#### WHAT THE TASK REQUIRES:
Repeat the whole listing below, word for word.

— start INFORMATION GIVEN —

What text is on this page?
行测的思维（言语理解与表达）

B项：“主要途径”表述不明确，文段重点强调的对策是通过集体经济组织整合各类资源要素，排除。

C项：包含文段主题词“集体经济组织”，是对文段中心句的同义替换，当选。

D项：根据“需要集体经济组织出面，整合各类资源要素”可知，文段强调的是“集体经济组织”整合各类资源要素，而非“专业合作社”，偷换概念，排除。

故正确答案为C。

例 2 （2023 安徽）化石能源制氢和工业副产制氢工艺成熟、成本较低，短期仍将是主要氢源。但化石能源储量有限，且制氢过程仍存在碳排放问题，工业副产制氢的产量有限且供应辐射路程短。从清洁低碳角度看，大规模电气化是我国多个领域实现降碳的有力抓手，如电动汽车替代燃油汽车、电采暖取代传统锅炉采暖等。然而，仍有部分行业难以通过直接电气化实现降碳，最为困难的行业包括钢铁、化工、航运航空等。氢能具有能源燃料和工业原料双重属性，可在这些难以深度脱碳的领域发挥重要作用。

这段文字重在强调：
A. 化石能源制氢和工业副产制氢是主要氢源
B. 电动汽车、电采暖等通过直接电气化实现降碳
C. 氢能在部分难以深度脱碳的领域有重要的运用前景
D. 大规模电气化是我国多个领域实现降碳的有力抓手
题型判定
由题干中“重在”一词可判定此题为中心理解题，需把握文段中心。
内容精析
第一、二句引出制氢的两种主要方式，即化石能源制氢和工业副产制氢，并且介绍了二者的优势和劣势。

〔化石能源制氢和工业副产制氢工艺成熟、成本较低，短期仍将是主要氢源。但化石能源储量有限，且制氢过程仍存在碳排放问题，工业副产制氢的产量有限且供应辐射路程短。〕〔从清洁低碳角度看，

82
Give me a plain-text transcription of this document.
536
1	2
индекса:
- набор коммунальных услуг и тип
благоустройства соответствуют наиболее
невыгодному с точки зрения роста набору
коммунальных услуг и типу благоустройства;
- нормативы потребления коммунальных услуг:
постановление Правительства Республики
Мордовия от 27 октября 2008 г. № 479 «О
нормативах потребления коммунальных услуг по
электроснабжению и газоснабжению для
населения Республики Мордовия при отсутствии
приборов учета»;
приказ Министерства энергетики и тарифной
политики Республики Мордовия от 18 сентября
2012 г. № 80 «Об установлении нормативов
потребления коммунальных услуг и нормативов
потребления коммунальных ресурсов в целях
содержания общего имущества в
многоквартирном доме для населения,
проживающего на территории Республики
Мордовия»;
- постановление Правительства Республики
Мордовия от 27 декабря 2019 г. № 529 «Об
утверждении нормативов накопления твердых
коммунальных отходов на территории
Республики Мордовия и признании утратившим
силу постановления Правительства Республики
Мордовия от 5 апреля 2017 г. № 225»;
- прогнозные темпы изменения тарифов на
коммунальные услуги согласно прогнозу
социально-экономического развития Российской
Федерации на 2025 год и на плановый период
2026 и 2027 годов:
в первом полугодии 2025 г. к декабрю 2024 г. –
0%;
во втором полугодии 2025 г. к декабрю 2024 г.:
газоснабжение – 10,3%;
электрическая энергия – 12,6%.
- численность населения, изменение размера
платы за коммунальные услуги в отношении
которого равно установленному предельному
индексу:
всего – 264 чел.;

— end INFORMATION GIVEN —

#### COMPLETE OUTPUT:
What text is on this page?
行测的思维（言语理解与表达）

B项：“主要途径”表述不明确，文段重点强调的对策是通过集体经济组织整合各类资源要素，排除。

C项：包含文段主题词“集体经济组织”，是对文段中心句的同义替换，当选。

D项：根据“需要集体经济组织出面，整合各类资源要素”可知，文段强调的是“集体经济组织”整合各类资源要素，而非“专业合作社”，偷换概念，排除。

故正确答案为C。

例 2 （2023 安徽）化石能源制氢和工业副产制氢工艺成熟、成本较低，短期仍将是主要氢源。但化石能源储量有限，且制氢过程仍存在碳排放问题，工业副产制氢的产量有限且供应辐射路程短。从清洁低碳角度看，大规模电气化是我国多个领域实现降碳的有力抓手，如电动汽车替代燃油汽车、电采暖取代传统锅炉采暖等。然而，仍有部分行业难以通过直接电气化实现降碳，最为困难的行业包括钢铁、化工、航运航空等。氢能具有能源燃料和工业原料双重属性，可在这些难以深度脱碳的领域发挥重要作用。

这段文字重在强调：
A. 化石能源制氢和工业副产制氢是主要氢源
B. 电动汽车、电采暖等通过直接电气化实现降碳
C. 氢能在部分难以深度脱碳的领域有重要的运用前景
D. 大规模电气化是我国多个领域实现降碳的有力抓手
题型判定
由题干中“重在”一词可判定此题为中心理解题，需把握文段中心。
内容精析
第一、二句引出制氢的两种主要方式，即化石能源制氢和工业副产制氢，并且介绍了二者的优势和劣势。

〔化石能源制氢和工业副产制氢工艺成熟、成本较低，短期仍将是主要氢源。但化石能源储量有限，且制氢过程仍存在碳排放问题，工业副产制氢的产量有限且供应辐射路程短。〕〔从清洁低碳角度看，

82
Give me a plain-text transcription of this document.
536
1	2
индекса:
- набор коммунальных услуг и тип
благоустройства соответствуют наиболее
невыгодному с точки зрения роста набору
коммунальных услуг и типу благоустройства;
- нормативы потребления коммунальных услуг:
постановление Правительства Республики
Мордовия от 27 октября 2008 г. № 479 «О
нормативах потребления коммунальных услуг по
электроснабжению и газоснабжению для
населения Республики Мордовия при отсутствии
приборов учета»;
приказ Министерства энергетики и тарифной
политики Республики Мордовия от 18 сентября
2012 г. № 80 «Об установлении нормативов
потребления коммунальных услуг и нормативов
потребления коммунальных ресурсов в целях
содержания общего имущества в
многоквартирном доме для населения,
проживающего на территории Республики
Мордовия»;
- постановление Правительства Республики
Мордовия от 27 декабря 2019 г. № 529 «Об
утверждении нормативов накопления твердых
коммунальных отходов на территории
Республики Мордовия и признании утратившим
силу постановления Правительства Республики
Мордовия от 5 апреля 2017 г. № 225»;
- прогнозные темпы изменения тарифов на
коммунальные услуги согласно прогнозу
социально-экономического развития Российской
Федерации на 2025 год и на плановый период
2026 и 2027 годов:
в первом полугодии 2025 г. к декабрю 2024 г. –
0%;
во втором полугодии 2025 г. к декабрю 2024 г.:
газоснабжение – 10,3%;
электрическая энергия – 12,6%.
- численность населения, изменение размера
платы за коммунальные услуги в отношении
которого равно установленному предельному
индексу:
всего – 264 чел.;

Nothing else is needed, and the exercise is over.